(Figure record listings)
====

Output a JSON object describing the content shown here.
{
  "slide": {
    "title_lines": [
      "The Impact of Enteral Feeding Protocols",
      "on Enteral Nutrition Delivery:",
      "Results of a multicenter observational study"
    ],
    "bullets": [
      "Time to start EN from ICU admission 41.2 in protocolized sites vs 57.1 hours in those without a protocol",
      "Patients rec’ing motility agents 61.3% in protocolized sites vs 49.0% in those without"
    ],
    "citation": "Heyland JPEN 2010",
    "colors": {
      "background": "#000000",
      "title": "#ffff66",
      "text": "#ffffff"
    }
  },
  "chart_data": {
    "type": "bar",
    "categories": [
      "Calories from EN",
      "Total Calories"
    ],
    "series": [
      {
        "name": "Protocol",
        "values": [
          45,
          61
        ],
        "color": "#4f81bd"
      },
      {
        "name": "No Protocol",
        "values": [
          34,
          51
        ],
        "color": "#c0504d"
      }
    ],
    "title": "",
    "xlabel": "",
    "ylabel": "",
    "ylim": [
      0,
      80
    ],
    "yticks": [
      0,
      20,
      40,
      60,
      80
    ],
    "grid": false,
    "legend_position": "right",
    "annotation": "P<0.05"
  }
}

====

◆ Task statement
Every line above is to be transcribed exactly, with nothing dropped.

◆ Answer for this exercise
Output a JSON object describing the content shown here.
{
  "slide": {
    "title_lines": [
      "The Impact of Enteral Feeding Protocols",
      "on Enteral Nutrition Delivery:",
      "Results of a multicenter observational study"
    ],
    "bullets": [
      "Time to start EN from ICU admission 41.2 in protocolized sites vs 57.1 hours in those without a protocol",
      "Patients rec’ing motility agents 61.3% in protocolized sites vs 49.0% in those without"
    ],
    "citation": "Heyland JPEN 2010",
    "colors": {
      "background": "#000000",
      "title": "#ffff66",
      "text": "#ffffff"
    }
  },
  "chart_data": {
    "type": "bar",
    "categories": [
      "Calories from EN",
      "Total Calories"
    ],
    "series": [
      {
        "name": "Protocol",
        "values": [
          45,
          61
        ],
        "color": "#4f81bd"
      },
      {
        "name": "No Protocol",
        "values": [
          34,
          51
        ],
        "color": "#c0504d"
      }
    ],
    "title": "",
    "xlabel": "",
    "ylabel": "",
    "ylim": [
      0,
      80
    ],
    "yticks": [
      0,
      20,
      40,
      60,
      80
    ],
    "grid": false,
    "legend_position": "right",
    "annotation": "P<0.05"
  }
}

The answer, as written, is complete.